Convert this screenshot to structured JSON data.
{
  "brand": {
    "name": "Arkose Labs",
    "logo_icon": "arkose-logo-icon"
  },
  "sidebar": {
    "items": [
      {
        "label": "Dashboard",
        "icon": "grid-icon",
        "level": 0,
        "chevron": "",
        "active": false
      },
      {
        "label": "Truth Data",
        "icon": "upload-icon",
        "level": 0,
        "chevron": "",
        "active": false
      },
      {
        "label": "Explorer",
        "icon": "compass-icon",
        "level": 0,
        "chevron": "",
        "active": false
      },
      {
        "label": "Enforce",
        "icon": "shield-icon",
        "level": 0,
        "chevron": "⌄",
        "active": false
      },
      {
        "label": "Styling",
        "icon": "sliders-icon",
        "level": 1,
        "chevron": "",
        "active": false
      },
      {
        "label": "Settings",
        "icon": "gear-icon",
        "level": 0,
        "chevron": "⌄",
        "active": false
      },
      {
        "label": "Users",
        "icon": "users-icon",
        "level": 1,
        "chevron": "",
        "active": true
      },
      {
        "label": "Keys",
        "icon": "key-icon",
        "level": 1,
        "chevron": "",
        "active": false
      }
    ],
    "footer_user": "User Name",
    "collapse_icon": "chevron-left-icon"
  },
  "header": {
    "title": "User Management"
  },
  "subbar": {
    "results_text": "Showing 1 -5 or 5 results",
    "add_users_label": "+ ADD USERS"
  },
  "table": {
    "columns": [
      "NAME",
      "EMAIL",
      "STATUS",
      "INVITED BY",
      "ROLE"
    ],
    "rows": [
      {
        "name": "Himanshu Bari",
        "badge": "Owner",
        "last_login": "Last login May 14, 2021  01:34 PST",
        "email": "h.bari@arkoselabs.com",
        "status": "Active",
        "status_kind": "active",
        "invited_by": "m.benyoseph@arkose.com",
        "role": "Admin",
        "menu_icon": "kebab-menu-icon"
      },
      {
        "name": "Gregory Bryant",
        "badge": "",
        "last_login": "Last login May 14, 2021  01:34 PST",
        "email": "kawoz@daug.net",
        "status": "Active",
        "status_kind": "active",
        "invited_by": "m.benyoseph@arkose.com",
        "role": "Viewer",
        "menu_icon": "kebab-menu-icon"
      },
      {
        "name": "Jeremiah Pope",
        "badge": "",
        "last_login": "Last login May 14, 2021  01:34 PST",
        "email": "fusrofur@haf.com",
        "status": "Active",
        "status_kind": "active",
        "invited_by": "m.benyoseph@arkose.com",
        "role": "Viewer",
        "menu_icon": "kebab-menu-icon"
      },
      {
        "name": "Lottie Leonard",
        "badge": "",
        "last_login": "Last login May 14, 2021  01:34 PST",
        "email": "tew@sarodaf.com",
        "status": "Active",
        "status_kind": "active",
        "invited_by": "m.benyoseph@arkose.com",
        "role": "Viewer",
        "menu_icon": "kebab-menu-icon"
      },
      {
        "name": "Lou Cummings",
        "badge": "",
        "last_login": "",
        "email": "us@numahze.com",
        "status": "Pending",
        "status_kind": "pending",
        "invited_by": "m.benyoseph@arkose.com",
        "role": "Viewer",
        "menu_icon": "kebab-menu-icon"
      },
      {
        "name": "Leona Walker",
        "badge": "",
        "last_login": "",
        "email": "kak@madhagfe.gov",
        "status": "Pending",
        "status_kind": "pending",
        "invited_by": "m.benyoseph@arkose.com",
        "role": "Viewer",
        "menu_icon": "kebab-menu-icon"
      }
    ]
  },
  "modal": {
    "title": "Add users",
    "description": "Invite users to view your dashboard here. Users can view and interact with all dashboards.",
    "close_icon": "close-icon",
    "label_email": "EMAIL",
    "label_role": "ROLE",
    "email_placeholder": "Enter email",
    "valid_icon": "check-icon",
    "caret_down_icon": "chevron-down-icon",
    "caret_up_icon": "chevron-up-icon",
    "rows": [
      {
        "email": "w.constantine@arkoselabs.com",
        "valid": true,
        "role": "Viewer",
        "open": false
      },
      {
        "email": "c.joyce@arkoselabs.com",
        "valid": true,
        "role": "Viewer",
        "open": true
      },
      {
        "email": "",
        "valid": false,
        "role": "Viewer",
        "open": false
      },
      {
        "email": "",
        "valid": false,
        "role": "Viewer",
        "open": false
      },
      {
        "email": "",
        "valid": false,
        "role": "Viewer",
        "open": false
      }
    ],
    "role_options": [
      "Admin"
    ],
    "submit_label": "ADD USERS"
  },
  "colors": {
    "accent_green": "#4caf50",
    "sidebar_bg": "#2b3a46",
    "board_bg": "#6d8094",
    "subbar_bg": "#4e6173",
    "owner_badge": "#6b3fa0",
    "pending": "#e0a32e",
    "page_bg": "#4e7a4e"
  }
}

▸ To do
Write down all the entries again without a single difference.

▸ Output of the task
Convert this screenshot to structured JSON data.
{
  "brand": {
    "name": "Arkose Labs",
    "logo_icon": "arkose-logo-icon"
  },
  "sidebar": {
    "items": [
      {
        "label": "Dashboard",
        "icon": "grid-icon",
        "level": 0,
        "chevron": "",
        "active": false
      },
      {
        "label": "Truth Data",
        "icon": "upload-icon",
        "level": 0,
        "chevron": "",
        "active": false
      },
      {
        "label": "Explorer",
        "icon": "compass-icon",
        "level": 0,
        "chevron": "",
        "active": false
      },
      {
        "label": "Enforce",
        "icon": "shield-icon",
        "level": 0,
        "chevron": "⌄",
        "active": false
      },
      {
        "label": "Styling",
        "icon": "sliders-icon",
        "level": 1,
        "chevron": "",
        "active": false
      },
      {
        "label": "Settings",
        "icon": "gear-icon",
        "level": 0,
        "chevron": "⌄",
        "active": false
      },
      {
        "label": "Users",
        "icon": "users-icon",
        "level": 1,
        "chevron": "",
        "active": true
      },
      {
        "label": "Keys",
        "icon": "key-icon",
        "level": 1,
        "chevron": "",
        "active": false
      }
    ],
    "footer_user": "User Name",
    "collapse_icon": "chevron-left-icon"
  },
  "header": {
    "title": "User Management"
  },
  "subbar": {
    "results_text": "Showing 1 -5 or 5 results",
    "add_users_label": "+ ADD USERS"
  },
  "table": {
    "columns": [
      "NAME",
      "EMAIL",
      "STATUS",
      "INVITED BY",
      "ROLE"
    ],
    "rows": [
      {
        "name": "Himanshu Bari",
        "badge": "Owner",
        "last_login": "Last login May 14, 2021  01:34 PST",
        "email": "h.bari@arkoselabs.com",
        "status": "Active",
        "status_kind": "active",
        "invited_by": "m.benyoseph@arkose.com",
        "role": "Admin",
        "menu_icon": "kebab-menu-icon"
      },
      {
        "name": "Gregory Bryant",
        "badge": "",
        "last_login": "Last login May 14, 2021  01:34 PST",
        "email": "kawoz@daug.net",
        "status": "Active",
        "status_kind": "active",
        "invited_by": "m.benyoseph@arkose.com",
        "role": "Viewer",
        "menu_icon": "kebab-menu-icon"
      },
      {
        "name": "Jeremiah Pope",
        "badge": "",
        "last_login": "Last login May 14, 2021  01:34 PST",
        "email": "fusrofur@haf.com",
        "status": "Active",
        "status_kind": "active",
        "invited_by": "m.benyoseph@arkose.com",
        "role": "Viewer",
        "menu_icon": "kebab-menu-icon"
      },
      {
        "name": "Lottie Leonard",
        "badge": "",
        "last_login": "Last login May 14, 2021  01:34 PST",
        "email": "tew@sarodaf.com",
        "status": "Active",
        "status_kind": "active",
        "invited_by": "m.benyoseph@arkose.com",
        "role": "Viewer",
        "menu_icon": "kebab-menu-icon"
      },
      {
        "name": "Lou Cummings",
        "badge": "",
        "last_login": "",
        "email": "us@numahze.com",
        "status": "Pending",
        "status_kind": "pending",
        "invited_by": "m.benyoseph@arkose.com",
        "role": "Viewer",
        "menu_icon": "kebab-menu-icon"
      },
      {
        "name": "Leona Walker",
        "badge": "",
        "last_login": "",
        "email": "kak@madhagfe.gov",
        "status": "Pending",
        "status_kind": "pending",
        "invited_by": "m.benyoseph@arkose.com",
        "role": "Viewer",
        "menu_icon": "kebab-menu-icon"
      }
    ]
  },
  "modal": {
    "title": "Add users",
    "description": "Invite users to view your dashboard here. Users can view and interact with all dashboards.",
    "close_icon": "close-icon",
    "label_email": "EMAIL",
    "label_role": "ROLE",
    "email_placeholder": "Enter email",
    "valid_icon": "check-icon",
    "caret_down_icon": "chevron-down-icon",
    "caret_up_icon": "chevron-up-icon",
    "rows": [
      {
        "email": "w.constantine@arkoselabs.com",
        "valid": true,
        "role": "Viewer",
        "open": false
      },
      {
        "email": "c.joyce@arkoselabs.com",
        "valid": true,
        "role": "Viewer",
        "open": true
      },
      {
        "email": "",
        "valid": false,
        "role": "Viewer",
        "open": false
      },
      {
        "email": "",
        "valid": false,
        "role": "Viewer",
        "open": false
      },
      {
        "email": "",
        "valid": false,
        "role": "Viewer",
        "open": false
      }
    ],
    "role_options": [
      "Admin"
    ],
    "submit_label": "ADD USERS"
  },
  "colors": {
    "accent_green": "#4caf50",
    "sidebar_bg": "#2b3a46",
    "board_bg": "#6d8094",
    "subbar_bg": "#4e6173",
    "owner_badge": "#6b3fa0",
    "pending": "#e0a32e",
    "page_bg": "#4e7a4e"
  }
}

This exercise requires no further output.